**MATERIAL SHOWN**.
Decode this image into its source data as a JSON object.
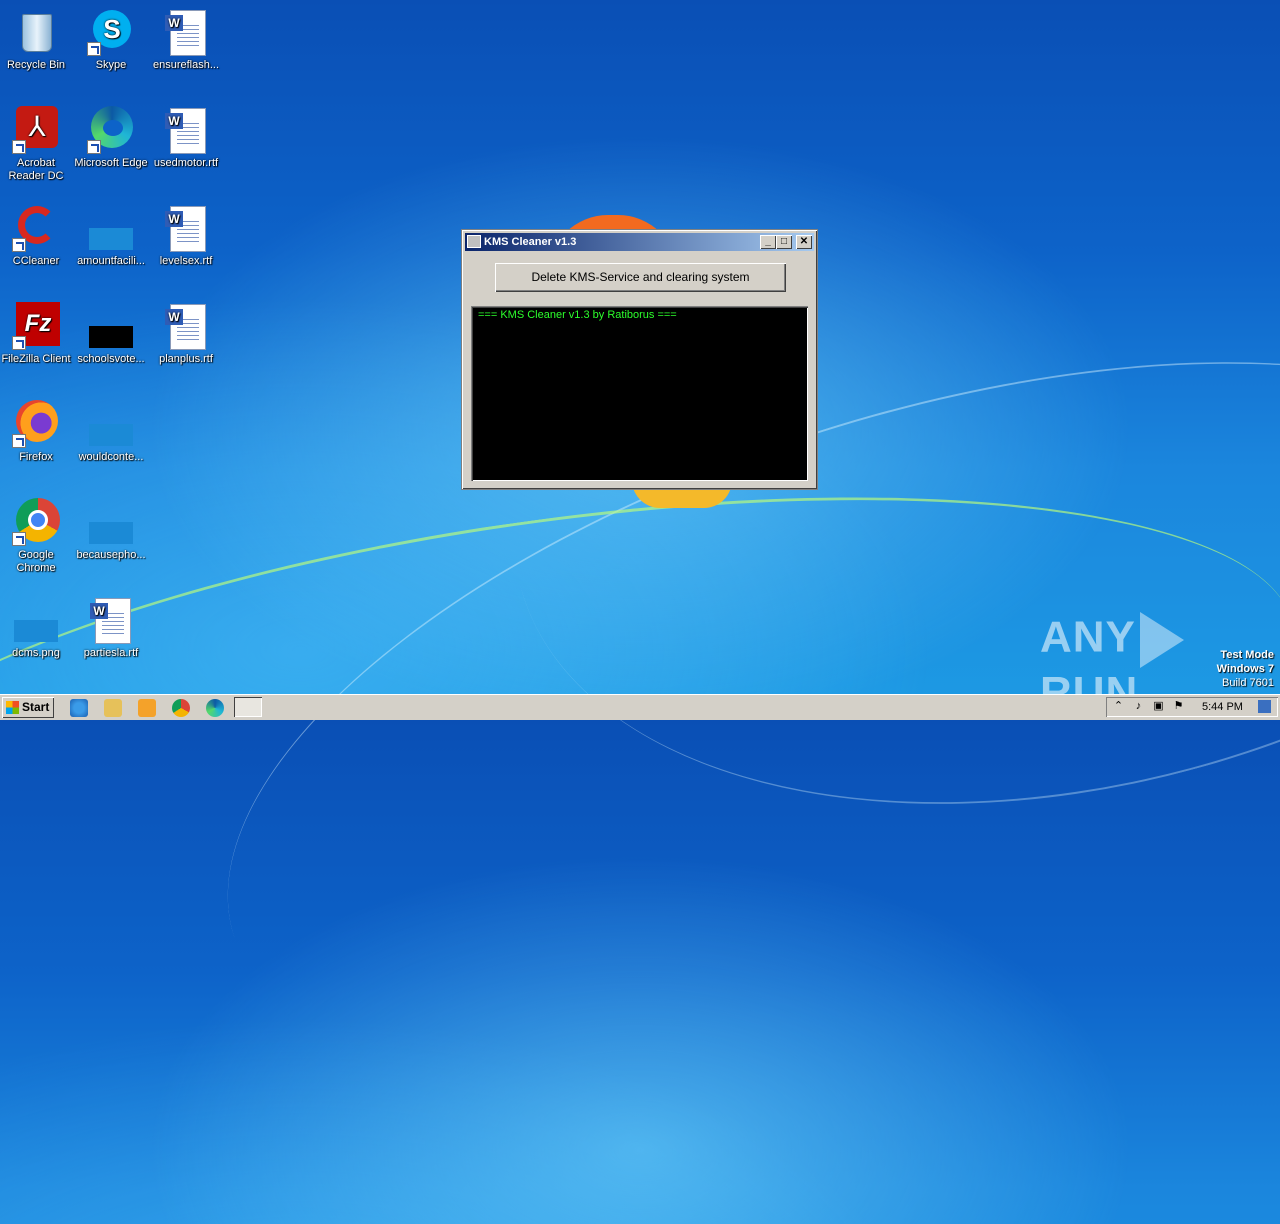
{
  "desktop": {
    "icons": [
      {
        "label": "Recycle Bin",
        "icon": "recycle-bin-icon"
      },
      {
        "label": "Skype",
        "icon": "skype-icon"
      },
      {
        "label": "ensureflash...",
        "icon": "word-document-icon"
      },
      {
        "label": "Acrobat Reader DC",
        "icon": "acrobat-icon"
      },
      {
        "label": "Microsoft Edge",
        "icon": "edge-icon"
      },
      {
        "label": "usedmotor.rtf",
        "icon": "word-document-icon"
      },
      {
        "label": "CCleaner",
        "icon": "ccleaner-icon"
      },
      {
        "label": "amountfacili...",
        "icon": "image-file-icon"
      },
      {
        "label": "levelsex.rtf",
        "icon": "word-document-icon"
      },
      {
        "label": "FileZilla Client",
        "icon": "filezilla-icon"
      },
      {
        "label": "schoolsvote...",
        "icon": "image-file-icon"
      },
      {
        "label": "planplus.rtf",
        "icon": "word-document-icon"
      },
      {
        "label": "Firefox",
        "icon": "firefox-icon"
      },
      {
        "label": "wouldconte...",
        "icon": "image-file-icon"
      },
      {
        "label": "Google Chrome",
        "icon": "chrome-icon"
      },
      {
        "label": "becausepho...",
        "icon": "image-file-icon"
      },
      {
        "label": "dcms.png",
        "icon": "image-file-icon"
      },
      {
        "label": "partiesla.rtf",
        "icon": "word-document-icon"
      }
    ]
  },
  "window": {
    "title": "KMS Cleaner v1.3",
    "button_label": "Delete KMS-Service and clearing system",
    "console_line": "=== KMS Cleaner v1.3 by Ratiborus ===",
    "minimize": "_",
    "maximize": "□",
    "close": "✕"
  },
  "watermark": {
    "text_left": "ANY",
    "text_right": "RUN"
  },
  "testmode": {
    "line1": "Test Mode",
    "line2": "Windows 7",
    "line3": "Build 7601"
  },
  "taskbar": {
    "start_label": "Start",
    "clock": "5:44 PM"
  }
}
* * *
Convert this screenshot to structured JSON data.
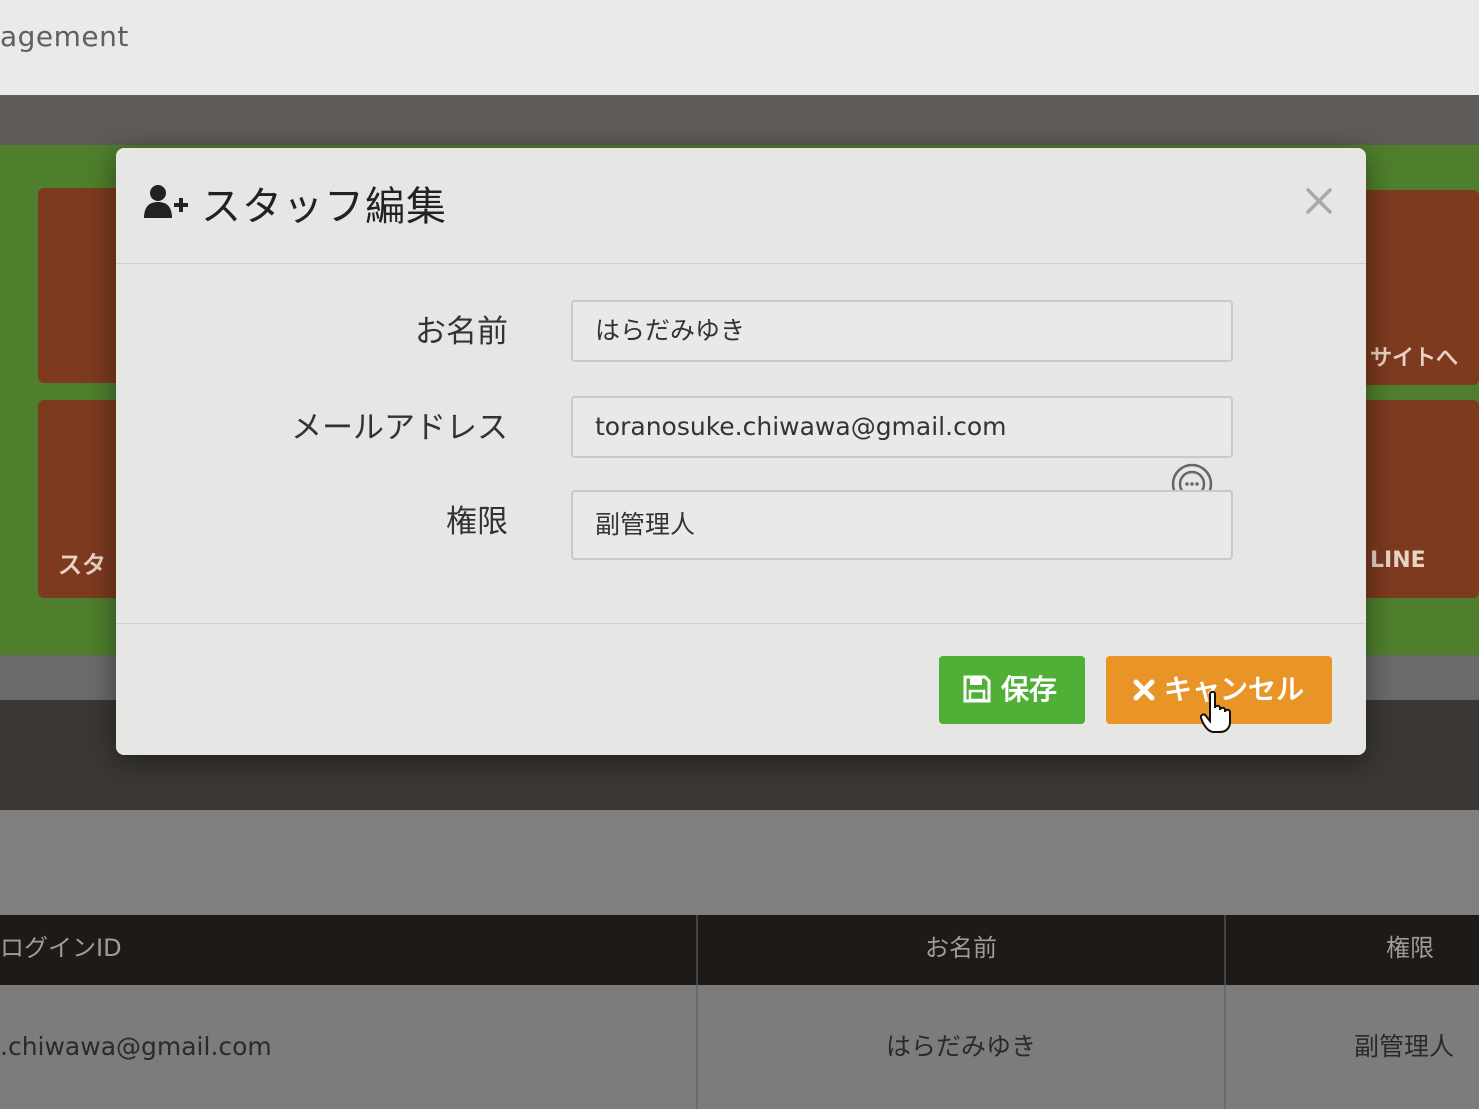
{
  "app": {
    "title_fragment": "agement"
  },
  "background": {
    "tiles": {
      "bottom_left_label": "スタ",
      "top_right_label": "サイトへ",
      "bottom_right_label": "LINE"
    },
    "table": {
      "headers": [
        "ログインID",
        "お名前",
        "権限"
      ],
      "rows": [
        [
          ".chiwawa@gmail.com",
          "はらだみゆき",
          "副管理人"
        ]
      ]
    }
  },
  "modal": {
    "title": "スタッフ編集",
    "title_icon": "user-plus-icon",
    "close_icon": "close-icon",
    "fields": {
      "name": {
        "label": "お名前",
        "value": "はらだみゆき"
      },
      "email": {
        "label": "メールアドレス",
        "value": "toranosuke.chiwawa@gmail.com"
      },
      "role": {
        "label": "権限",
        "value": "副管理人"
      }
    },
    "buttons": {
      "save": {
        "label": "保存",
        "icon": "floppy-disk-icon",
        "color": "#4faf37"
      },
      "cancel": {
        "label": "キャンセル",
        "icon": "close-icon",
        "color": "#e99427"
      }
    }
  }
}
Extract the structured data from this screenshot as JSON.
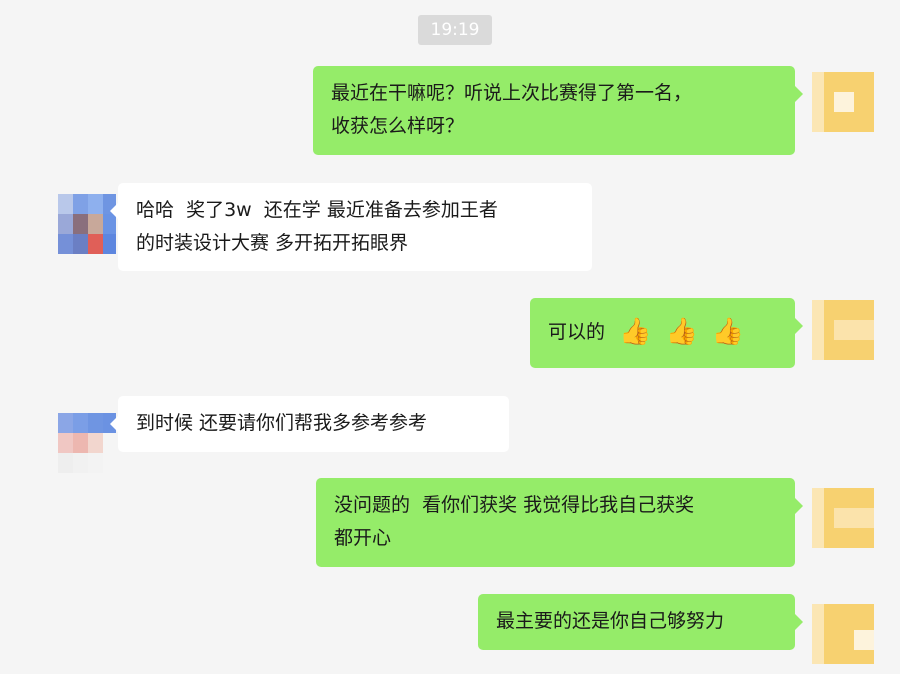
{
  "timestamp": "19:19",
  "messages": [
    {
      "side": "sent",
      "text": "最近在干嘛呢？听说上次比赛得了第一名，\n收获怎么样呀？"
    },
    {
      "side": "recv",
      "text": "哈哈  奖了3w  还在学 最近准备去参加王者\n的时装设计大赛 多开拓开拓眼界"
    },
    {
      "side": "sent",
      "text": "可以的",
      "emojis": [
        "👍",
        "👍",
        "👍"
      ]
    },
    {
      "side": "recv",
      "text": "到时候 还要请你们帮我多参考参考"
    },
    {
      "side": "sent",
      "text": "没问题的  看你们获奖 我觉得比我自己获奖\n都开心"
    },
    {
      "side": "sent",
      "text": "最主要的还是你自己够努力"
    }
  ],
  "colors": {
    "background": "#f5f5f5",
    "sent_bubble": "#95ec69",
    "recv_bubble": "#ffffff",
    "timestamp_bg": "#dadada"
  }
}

**EXERCISE AIM**.
Gather all lines with the string "gmail" from the data.

**RESULT**.
          ".chiwawa@gmail.com",
        "value": "toranosuke.chiwawa@gmail.com"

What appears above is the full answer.